═════ Task material

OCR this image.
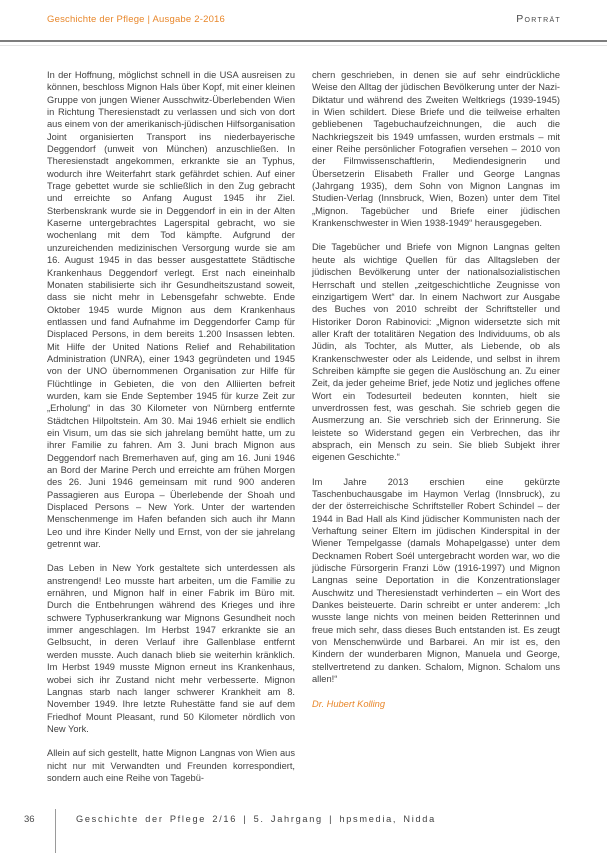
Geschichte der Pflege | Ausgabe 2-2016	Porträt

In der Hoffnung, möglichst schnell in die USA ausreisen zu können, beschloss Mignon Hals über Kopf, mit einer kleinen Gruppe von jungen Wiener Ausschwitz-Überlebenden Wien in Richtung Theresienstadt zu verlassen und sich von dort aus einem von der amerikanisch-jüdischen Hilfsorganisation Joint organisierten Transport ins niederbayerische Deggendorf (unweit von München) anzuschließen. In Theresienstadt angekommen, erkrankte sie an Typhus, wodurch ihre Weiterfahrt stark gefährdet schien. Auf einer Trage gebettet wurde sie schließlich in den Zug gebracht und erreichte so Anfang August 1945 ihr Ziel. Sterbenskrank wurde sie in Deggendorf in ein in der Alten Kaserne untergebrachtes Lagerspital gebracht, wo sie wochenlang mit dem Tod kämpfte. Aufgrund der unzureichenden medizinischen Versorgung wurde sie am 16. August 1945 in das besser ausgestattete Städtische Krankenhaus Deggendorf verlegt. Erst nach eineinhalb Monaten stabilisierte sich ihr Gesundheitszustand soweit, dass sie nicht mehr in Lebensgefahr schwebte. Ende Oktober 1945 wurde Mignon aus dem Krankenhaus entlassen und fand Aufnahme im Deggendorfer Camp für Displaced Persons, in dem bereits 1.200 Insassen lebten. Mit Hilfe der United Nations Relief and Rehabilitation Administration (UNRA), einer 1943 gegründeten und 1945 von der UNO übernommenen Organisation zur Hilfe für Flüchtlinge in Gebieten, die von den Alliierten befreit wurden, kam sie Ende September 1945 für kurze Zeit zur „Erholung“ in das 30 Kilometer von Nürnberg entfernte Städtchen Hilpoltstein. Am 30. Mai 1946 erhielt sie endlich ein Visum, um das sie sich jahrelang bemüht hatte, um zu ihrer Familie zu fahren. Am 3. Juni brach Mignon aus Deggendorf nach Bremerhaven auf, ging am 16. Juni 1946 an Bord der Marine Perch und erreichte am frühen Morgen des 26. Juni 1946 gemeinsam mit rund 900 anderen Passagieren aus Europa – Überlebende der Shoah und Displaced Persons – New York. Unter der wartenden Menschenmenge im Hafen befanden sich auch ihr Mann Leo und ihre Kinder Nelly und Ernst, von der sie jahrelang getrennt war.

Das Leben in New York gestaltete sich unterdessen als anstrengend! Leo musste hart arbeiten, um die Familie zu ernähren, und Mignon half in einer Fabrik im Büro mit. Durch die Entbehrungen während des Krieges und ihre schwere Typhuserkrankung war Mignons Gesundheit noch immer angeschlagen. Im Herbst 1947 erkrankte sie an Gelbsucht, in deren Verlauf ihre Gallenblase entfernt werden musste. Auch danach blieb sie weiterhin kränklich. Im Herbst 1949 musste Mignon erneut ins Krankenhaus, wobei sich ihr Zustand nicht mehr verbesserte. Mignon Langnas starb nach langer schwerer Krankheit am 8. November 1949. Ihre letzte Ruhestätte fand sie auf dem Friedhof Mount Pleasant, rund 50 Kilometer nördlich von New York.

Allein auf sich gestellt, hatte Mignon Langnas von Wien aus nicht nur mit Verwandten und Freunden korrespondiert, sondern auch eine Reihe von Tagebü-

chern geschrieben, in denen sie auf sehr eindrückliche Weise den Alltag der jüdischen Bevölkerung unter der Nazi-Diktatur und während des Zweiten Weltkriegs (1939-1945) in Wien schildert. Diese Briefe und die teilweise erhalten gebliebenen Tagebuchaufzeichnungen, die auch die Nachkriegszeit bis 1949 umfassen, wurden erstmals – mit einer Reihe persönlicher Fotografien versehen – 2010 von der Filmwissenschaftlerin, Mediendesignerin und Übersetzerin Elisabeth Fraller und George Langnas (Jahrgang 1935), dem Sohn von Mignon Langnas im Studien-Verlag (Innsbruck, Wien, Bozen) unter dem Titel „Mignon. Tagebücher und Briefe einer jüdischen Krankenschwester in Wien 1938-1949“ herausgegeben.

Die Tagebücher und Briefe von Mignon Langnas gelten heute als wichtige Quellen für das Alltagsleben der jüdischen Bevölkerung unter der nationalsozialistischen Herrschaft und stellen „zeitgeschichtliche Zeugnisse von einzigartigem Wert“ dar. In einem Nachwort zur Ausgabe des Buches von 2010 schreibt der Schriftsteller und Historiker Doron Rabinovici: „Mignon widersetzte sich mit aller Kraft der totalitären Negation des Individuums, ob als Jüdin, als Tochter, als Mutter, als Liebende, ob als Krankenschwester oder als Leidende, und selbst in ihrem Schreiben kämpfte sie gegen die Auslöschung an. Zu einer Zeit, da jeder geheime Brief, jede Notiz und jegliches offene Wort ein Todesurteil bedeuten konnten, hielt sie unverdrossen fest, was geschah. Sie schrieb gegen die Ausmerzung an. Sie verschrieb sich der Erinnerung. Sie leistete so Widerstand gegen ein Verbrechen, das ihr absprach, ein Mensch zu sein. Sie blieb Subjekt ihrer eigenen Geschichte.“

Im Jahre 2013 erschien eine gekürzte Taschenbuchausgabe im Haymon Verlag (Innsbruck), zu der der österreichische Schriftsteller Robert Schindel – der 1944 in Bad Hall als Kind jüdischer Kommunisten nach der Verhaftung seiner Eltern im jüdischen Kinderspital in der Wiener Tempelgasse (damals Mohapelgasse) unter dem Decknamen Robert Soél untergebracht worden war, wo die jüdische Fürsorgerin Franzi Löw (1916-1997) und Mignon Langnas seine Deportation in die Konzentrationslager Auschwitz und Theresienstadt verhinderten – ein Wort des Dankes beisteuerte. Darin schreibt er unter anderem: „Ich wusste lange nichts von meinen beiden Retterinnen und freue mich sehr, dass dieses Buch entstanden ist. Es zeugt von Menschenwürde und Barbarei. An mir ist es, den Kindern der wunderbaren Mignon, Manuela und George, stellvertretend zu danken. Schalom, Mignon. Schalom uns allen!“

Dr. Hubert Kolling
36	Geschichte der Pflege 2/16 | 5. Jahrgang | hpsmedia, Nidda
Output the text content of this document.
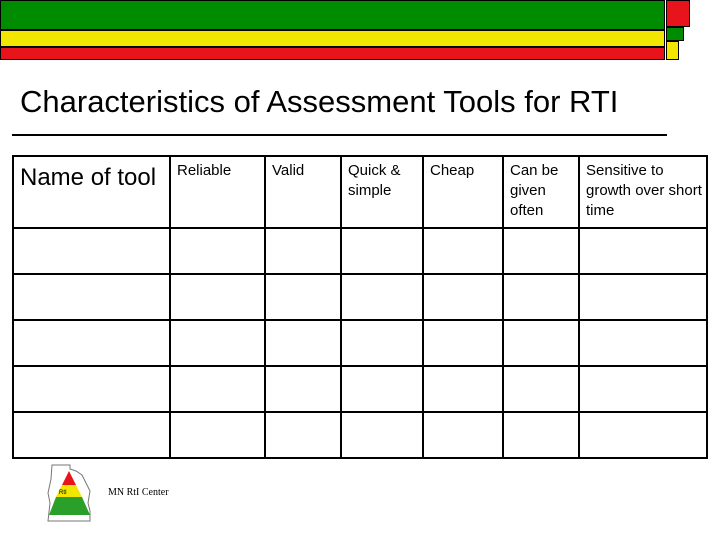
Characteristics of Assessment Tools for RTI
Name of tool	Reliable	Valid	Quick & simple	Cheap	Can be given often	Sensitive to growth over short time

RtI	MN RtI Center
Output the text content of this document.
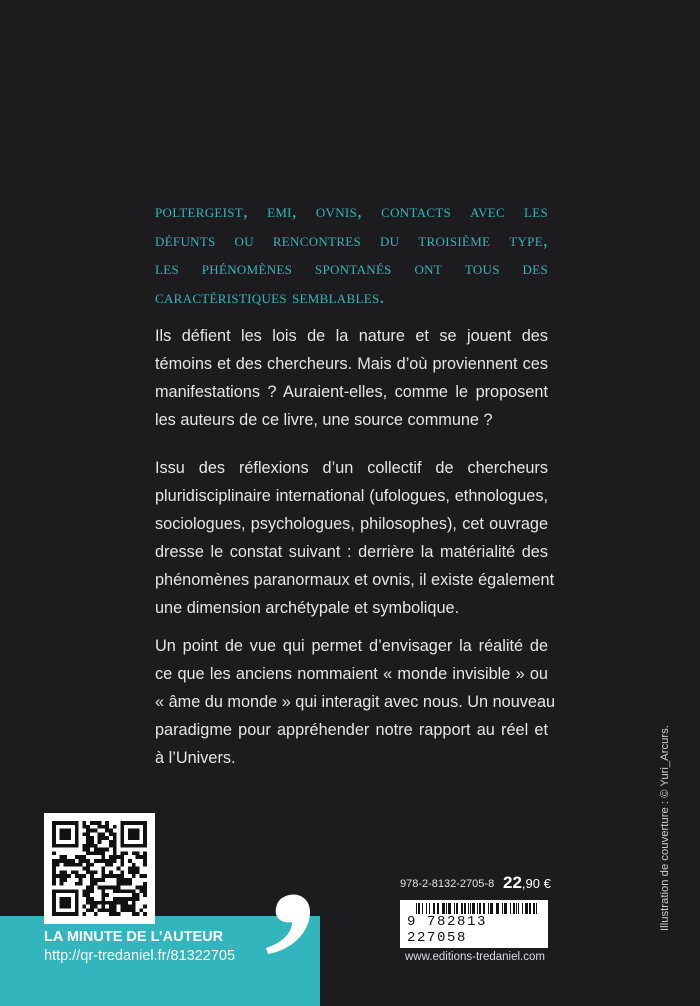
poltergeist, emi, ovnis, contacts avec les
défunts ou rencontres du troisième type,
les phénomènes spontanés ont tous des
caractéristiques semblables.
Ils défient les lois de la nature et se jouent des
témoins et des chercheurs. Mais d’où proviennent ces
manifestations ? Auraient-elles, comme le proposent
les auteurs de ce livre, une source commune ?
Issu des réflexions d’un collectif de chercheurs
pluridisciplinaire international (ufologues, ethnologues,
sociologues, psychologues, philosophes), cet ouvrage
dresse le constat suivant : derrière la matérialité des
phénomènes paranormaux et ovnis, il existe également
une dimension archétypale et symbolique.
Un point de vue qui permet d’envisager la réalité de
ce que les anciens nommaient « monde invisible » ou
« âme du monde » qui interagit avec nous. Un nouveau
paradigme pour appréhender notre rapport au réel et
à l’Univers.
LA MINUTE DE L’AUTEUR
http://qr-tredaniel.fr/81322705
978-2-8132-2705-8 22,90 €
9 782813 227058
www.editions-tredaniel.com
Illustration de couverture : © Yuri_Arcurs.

══════════

**Task description**
Write out the listing above again, exactly, but with no pictures in the copy.

**Exercise output**
OCR this image.
Geschichte der Pflege | Ausgabe 2-2016	Porträt

In der Hoffnung, möglichst schnell in die USA ausreisen zu können, beschloss Mignon Hals über Kopf, mit einer kleinen Gruppe von jungen Wiener Ausschwitz-Überlebenden Wien in Richtung Theresienstadt zu verlassen und sich von dort aus einem von der amerikanisch-jüdischen Hilfsorganisation Joint organisierten Transport ins niederbayerische Deggendorf (unweit von München) anzuschließen. In Theresienstadt angekommen, erkrankte sie an Typhus, wodurch ihre Weiterfahrt stark gefährdet schien. Auf einer Trage gebettet wurde sie schließlich in den Zug gebracht und erreichte so Anfang August 1945 ihr Ziel. Sterbenskrank wurde sie in Deggendorf in ein in der Alten Kaserne untergebrachtes Lagerspital gebracht, wo sie wochenlang mit dem Tod kämpfte. Aufgrund der unzureichenden medizinischen Versorgung wurde sie am 16. August 1945 in das besser ausgestattete Städtische Krankenhaus Deggendorf verlegt. Erst nach eineinhalb Monaten stabilisierte sich ihr Gesundheitszustand soweit, dass sie nicht mehr in Lebensgefahr schwebte. Ende Oktober 1945 wurde Mignon aus dem Krankenhaus entlassen und fand Aufnahme im Deggendorfer Camp für Displaced Persons, in dem bereits 1.200 Insassen lebten. Mit Hilfe der United Nations Relief and Rehabilitation Administration (UNRA), einer 1943 gegründeten und 1945 von der UNO übernommenen Organisation zur Hilfe für Flüchtlinge in Gebieten, die von den Alliierten befreit wurden, kam sie Ende September 1945 für kurze Zeit zur „Erholung“ in das 30 Kilometer von Nürnberg entfernte Städtchen Hilpoltstein. Am 30. Mai 1946 erhielt sie endlich ein Visum, um das sie sich jahrelang bemüht hatte, um zu ihrer Familie zu fahren. Am 3. Juni brach Mignon aus Deggendorf nach Bremerhaven auf, ging am 16. Juni 1946 an Bord der Marine Perch und erreichte am frühen Morgen des 26. Juni 1946 gemeinsam mit rund 900 anderen Passagieren aus Europa – Überlebende der Shoah und Displaced Persons – New York. Unter der wartenden Menschenmenge im Hafen befanden sich auch ihr Mann Leo und ihre Kinder Nelly und Ernst, von der sie jahrelang getrennt war.

Das Leben in New York gestaltete sich unterdessen als anstrengend! Leo musste hart arbeiten, um die Familie zu ernähren, und Mignon half in einer Fabrik im Büro mit. Durch die Entbehrungen während des Krieges und ihre schwere Typhuserkrankung war Mignons Gesundheit noch immer angeschlagen. Im Herbst 1947 erkrankte sie an Gelbsucht, in deren Verlauf ihre Gallenblase entfernt werden musste. Auch danach blieb sie weiterhin kränklich. Im Herbst 1949 musste Mignon erneut ins Krankenhaus, wobei sich ihr Zustand nicht mehr verbesserte. Mignon Langnas starb nach langer schwerer Krankheit am 8. November 1949. Ihre letzte Ruhestätte fand sie auf dem Friedhof Mount Pleasant, rund 50 Kilometer nördlich von New York.

Allein auf sich gestellt, hatte Mignon Langnas von Wien aus nicht nur mit Verwandten und Freunden korrespondiert, sondern auch eine Reihe von Tagebü-

chern geschrieben, in denen sie auf sehr eindrückliche Weise den Alltag der jüdischen Bevölkerung unter der Nazi-Diktatur und während des Zweiten Weltkriegs (1939-1945) in Wien schildert. Diese Briefe und die teilweise erhalten gebliebenen Tagebuchaufzeichnungen, die auch die Nachkriegszeit bis 1949 umfassen, wurden erstmals – mit einer Reihe persönlicher Fotografien versehen – 2010 von der Filmwissenschaftlerin, Mediendesignerin und Übersetzerin Elisabeth Fraller und George Langnas (Jahrgang 1935), dem Sohn von Mignon Langnas im Studien-Verlag (Innsbruck, Wien, Bozen) unter dem Titel „Mignon. Tagebücher und Briefe einer jüdischen Krankenschwester in Wien 1938-1949“ herausgegeben.

Die Tagebücher und Briefe von Mignon Langnas gelten heute als wichtige Quellen für das Alltagsleben der jüdischen Bevölkerung unter der nationalsozialistischen Herrschaft und stellen „zeitgeschichtliche Zeugnisse von einzigartigem Wert“ dar. In einem Nachwort zur Ausgabe des Buches von 2010 schreibt der Schriftsteller und Historiker Doron Rabinovici: „Mignon widersetzte sich mit aller Kraft der totalitären Negation des Individuums, ob als Jüdin, als Tochter, als Mutter, als Liebende, ob als Krankenschwester oder als Leidende, und selbst in ihrem Schreiben kämpfte sie gegen die Auslöschung an. Zu einer Zeit, da jeder geheime Brief, jede Notiz und jegliches offene Wort ein Todesurteil bedeuten konnten, hielt sie unverdrossen fest, was geschah. Sie schrieb gegen die Ausmerzung an. Sie verschrieb sich der Erinnerung. Sie leistete so Widerstand gegen ein Verbrechen, das ihr absprach, ein Mensch zu sein. Sie blieb Subjekt ihrer eigenen Geschichte.“

Im Jahre 2013 erschien eine gekürzte Taschenbuchausgabe im Haymon Verlag (Innsbruck), zu der der österreichische Schriftsteller Robert Schindel – der 1944 in Bad Hall als Kind jüdischer Kommunisten nach der Verhaftung seiner Eltern im jüdischen Kinderspital in der Wiener Tempelgasse (damals Mohapelgasse) unter dem Decknamen Robert Soél untergebracht worden war, wo die jüdische Fürsorgerin Franzi Löw (1916-1997) und Mignon Langnas seine Deportation in die Konzentrationslager Auschwitz und Theresienstadt verhinderten – ein Wort des Dankes beisteuerte. Darin schreibt er unter anderem: „Ich wusste lange nichts von meinen beiden Retterinnen und freue mich sehr, dass dieses Buch entstanden ist. Es zeugt von Menschenwürde und Barbarei. An mir ist es, den Kindern der wunderbaren Mignon, Manuela und George, stellvertretend zu danken. Schalom, Mignon. Schalom uns allen!“

Dr. Hubert Kolling
36	Geschichte der Pflege 2/16 | 5. Jahrgang | hpsmedia, Nidda
Output the text content of this document.
Characteristics of Assessment Tools for RTI
Name of tool	Reliable	Valid	Quick & simple	Cheap	Can be given often	Sensitive to growth over short time

RtI	MN RtI Center
Output the text content of this document.
poltergeist, emi, ovnis, contacts avec les
défunts ou rencontres du troisième type,
les phénomènes spontanés ont tous des
caractéristiques semblables.
Ils défient les lois de la nature et se jouent des
témoins et des chercheurs. Mais d’où proviennent ces
manifestations ? Auraient-elles, comme le proposent
les auteurs de ce livre, une source commune ?
Issu des réflexions d’un collectif de chercheurs
pluridisciplinaire international (ufologues, ethnologues,
sociologues, psychologues, philosophes), cet ouvrage
dresse le constat suivant : derrière la matérialité des
phénomènes paranormaux et ovnis, il existe également
une dimension archétypale et symbolique.
Un point de vue qui permet d’envisager la réalité de
ce que les anciens nommaient « monde invisible » ou
« âme du monde » qui interagit avec nous. Un nouveau
paradigme pour appréhender notre rapport au réel et
à l’Univers.
LA MINUTE DE L’AUTEUR
http://qr-tredaniel.fr/81322705
978-2-8132-2705-8 22,90 €
9 782813 227058
www.editions-tredaniel.com
Illustration de couverture : © Yuri_Arcurs.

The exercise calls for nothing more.